Given request:
Pull every line that holds the word "Daily" from the entries.
[Begin Data shown]
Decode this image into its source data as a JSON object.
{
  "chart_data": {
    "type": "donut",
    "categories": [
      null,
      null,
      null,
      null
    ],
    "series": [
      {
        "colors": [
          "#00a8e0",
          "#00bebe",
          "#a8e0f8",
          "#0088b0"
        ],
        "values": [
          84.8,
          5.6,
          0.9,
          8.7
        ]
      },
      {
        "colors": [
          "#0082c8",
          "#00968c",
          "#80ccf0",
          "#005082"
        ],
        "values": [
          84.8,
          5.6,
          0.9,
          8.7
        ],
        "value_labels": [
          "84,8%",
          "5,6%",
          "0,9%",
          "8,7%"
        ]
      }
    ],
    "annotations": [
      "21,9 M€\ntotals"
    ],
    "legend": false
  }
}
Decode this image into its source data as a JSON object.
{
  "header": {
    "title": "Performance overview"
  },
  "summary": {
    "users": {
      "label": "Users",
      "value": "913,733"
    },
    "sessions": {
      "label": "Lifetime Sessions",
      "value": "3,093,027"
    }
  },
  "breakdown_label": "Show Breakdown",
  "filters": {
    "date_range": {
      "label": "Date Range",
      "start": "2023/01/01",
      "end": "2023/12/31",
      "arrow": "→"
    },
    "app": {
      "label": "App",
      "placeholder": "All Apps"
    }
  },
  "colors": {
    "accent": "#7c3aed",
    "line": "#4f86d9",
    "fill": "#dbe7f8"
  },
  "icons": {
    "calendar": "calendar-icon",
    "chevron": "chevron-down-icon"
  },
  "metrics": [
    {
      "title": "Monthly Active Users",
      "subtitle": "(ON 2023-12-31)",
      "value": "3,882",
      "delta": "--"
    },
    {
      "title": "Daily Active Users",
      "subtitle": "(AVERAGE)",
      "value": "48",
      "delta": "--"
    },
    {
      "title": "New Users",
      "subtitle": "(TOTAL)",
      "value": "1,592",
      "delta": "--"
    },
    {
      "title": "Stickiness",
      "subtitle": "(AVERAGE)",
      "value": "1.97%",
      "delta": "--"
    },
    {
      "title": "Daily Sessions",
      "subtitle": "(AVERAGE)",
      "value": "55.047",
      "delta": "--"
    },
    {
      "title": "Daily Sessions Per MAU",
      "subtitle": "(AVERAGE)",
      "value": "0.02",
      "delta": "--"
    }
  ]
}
[End Data shown]
Correct answer:
      "title": "Daily Active Users",
      "title": "Daily Sessions",
      "title": "Daily Sessions Per MAU",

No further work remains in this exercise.